• **Task objective**: Check each line of the material. Copy those containing "user".

• **Raw records**:
◆ ◆ ◆ ◆ ◆ ◆ ◆

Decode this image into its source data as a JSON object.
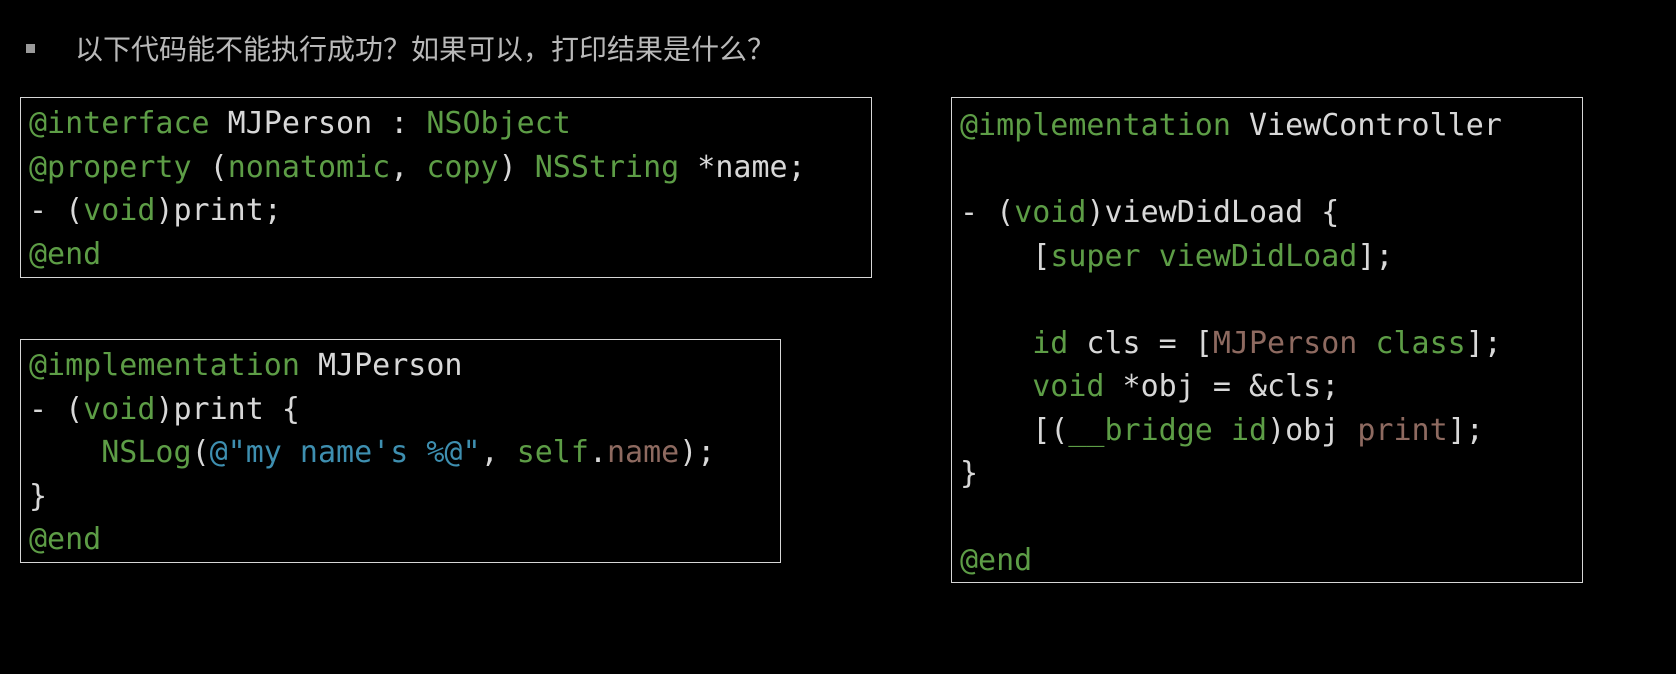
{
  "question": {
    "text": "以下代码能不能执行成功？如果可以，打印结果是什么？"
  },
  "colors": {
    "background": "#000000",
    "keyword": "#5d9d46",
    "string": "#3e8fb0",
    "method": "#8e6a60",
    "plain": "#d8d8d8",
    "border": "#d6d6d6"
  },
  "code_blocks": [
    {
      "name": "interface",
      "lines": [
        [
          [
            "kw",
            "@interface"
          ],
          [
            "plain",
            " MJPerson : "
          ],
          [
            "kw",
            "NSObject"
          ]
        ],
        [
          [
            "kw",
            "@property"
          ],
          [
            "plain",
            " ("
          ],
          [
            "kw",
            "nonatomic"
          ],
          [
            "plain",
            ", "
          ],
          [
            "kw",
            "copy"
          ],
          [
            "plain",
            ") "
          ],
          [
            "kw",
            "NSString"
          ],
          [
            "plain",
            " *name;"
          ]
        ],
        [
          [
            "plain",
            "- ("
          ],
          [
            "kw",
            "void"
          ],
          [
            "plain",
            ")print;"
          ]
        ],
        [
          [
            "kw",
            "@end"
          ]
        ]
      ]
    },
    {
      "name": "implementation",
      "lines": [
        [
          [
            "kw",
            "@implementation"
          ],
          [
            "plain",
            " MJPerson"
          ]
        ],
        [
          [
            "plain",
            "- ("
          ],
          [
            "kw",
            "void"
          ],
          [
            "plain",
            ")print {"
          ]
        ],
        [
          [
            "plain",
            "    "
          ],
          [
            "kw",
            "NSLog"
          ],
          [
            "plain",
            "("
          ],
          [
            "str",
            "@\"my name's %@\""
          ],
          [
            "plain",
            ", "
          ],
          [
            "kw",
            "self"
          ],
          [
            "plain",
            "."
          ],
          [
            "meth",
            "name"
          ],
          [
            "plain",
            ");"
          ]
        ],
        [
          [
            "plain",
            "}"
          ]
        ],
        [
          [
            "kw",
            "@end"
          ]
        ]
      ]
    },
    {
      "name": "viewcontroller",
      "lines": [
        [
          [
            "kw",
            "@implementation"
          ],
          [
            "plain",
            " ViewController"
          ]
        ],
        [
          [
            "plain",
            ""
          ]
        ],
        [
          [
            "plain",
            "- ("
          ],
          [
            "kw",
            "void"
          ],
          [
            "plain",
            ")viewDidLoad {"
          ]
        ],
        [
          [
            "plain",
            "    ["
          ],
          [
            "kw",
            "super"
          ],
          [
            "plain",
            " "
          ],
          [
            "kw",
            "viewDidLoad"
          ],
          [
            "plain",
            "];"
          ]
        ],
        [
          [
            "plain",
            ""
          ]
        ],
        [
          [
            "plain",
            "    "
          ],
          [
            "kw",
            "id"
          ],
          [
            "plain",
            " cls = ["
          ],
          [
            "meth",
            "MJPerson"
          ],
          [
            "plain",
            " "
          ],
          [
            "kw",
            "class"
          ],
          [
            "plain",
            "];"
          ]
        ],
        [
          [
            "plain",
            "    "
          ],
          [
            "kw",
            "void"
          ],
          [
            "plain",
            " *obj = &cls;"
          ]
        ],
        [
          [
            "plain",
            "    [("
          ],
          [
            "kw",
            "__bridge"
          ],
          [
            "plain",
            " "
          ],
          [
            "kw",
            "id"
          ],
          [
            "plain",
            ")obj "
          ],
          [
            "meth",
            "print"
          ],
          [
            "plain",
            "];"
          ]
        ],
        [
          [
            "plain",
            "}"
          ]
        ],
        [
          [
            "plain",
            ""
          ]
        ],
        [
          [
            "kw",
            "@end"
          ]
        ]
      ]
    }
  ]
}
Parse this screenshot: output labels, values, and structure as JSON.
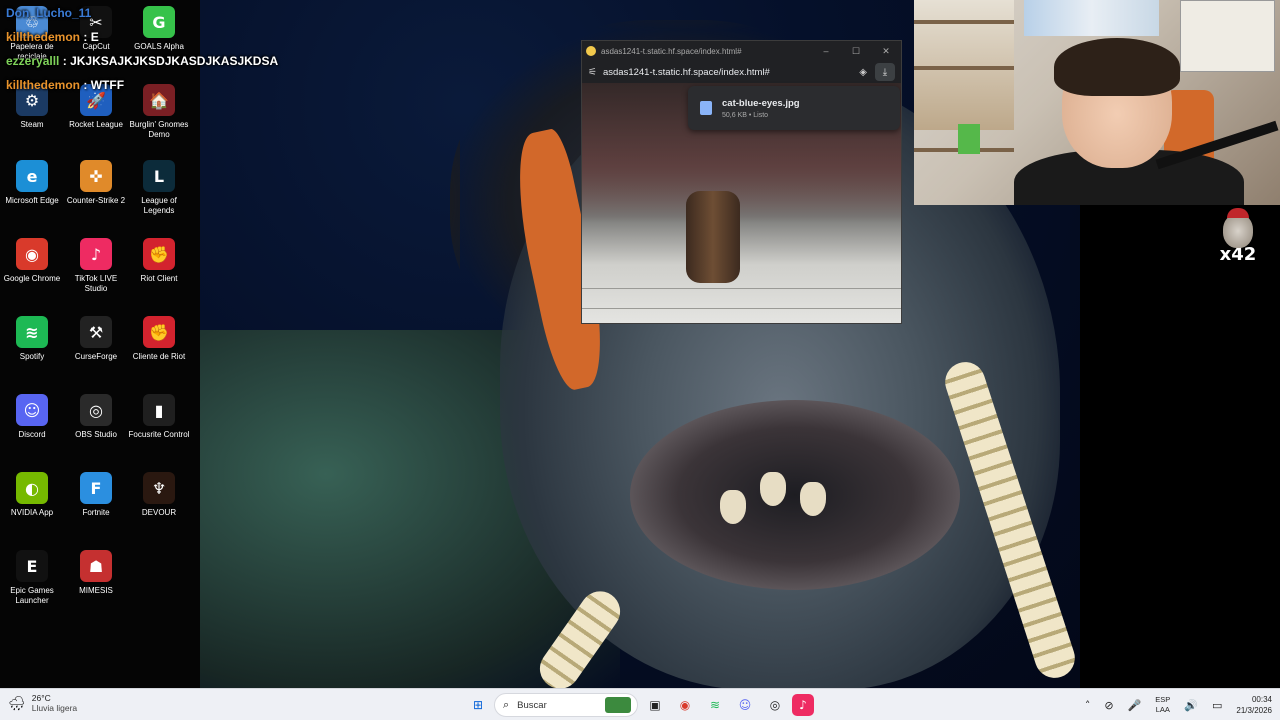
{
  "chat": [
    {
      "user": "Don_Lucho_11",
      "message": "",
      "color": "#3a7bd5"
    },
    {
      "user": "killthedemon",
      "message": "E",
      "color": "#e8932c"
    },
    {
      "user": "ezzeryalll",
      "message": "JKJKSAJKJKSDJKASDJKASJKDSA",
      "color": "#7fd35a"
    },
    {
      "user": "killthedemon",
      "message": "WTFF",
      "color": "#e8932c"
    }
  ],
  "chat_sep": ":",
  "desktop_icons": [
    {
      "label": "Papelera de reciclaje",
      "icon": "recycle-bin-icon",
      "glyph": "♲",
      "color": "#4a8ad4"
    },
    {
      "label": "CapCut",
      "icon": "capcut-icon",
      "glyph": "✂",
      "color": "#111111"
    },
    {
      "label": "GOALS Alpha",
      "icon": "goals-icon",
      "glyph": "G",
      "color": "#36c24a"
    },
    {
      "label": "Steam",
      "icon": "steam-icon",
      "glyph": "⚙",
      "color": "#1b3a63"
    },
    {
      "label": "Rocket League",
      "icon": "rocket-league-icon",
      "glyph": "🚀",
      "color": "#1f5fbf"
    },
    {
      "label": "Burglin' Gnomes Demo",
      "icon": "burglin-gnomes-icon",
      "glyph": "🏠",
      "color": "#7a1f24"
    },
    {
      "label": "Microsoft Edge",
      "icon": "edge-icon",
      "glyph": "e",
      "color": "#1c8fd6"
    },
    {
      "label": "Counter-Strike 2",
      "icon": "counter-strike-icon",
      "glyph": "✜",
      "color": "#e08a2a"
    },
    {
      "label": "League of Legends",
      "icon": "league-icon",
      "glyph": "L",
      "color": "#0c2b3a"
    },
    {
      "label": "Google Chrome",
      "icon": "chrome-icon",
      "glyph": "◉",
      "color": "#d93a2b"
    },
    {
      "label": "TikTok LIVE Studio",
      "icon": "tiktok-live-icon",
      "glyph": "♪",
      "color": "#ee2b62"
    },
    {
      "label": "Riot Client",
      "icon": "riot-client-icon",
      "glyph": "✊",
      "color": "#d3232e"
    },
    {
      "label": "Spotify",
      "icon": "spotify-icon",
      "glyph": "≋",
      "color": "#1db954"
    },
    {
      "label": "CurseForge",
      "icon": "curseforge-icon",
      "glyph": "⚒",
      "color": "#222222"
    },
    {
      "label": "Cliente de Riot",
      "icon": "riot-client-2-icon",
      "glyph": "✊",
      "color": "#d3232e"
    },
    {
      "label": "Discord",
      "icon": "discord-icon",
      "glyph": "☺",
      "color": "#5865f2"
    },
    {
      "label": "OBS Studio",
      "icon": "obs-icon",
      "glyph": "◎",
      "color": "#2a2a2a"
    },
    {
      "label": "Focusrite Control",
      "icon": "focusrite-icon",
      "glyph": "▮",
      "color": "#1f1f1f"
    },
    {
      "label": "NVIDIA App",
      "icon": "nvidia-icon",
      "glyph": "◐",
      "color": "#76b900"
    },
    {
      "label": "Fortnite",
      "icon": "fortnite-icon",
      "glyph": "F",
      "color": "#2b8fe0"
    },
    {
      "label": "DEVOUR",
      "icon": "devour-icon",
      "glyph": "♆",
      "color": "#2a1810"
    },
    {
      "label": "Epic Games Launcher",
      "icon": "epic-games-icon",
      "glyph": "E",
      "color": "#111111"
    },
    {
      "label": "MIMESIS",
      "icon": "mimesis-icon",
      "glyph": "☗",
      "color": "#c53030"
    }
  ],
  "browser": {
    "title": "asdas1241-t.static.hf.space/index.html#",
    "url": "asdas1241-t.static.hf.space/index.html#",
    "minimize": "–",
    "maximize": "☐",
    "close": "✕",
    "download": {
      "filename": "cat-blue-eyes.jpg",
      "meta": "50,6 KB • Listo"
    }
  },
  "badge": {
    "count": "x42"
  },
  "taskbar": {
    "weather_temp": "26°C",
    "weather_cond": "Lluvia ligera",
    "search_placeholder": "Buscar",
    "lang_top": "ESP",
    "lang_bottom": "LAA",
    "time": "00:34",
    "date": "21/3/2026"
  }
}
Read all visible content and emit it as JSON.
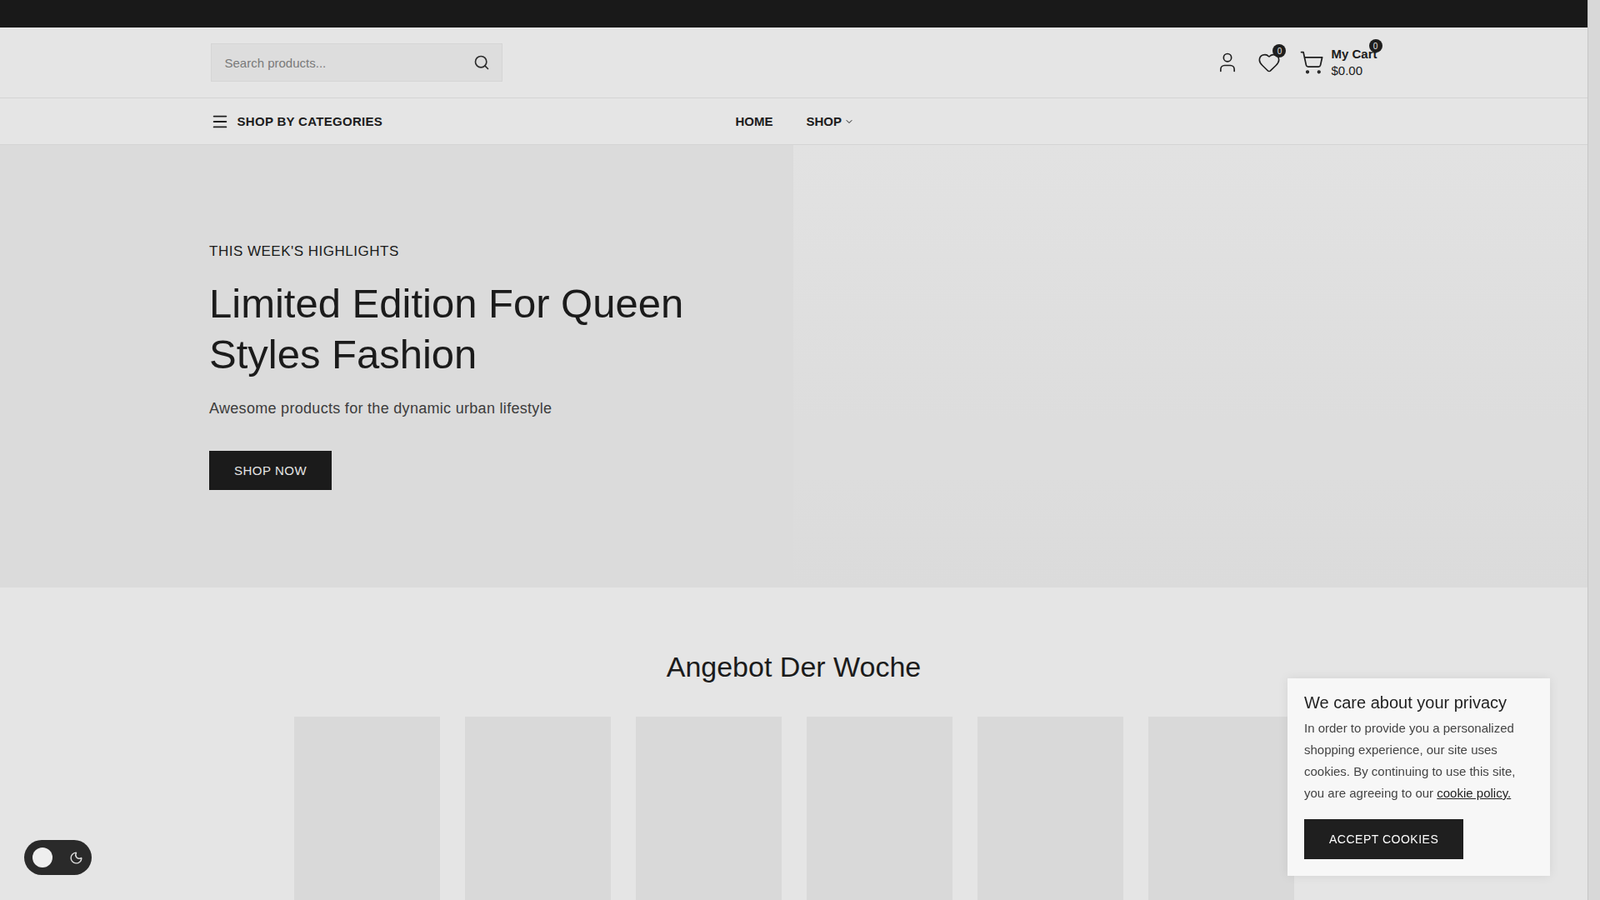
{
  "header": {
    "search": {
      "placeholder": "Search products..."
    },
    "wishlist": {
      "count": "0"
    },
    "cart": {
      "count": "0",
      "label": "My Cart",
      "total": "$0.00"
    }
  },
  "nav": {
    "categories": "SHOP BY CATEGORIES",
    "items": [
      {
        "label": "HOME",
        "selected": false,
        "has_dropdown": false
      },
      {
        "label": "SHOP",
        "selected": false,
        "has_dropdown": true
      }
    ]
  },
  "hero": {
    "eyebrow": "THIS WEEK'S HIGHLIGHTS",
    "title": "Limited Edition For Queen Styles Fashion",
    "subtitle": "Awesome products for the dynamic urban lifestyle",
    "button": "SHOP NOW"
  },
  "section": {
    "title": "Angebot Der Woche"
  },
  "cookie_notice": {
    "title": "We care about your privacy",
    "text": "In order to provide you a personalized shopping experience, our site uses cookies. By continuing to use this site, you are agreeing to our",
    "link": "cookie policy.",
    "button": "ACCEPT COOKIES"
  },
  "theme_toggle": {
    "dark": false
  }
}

◆ ◆ ◆ ◆ ◆ ◆ ◆

• **Answer**:
      "user": "Don_Lucho_11",
      "user": "killthedemon",
      "user": "ezzeryalll",
      "user": "killthedemon",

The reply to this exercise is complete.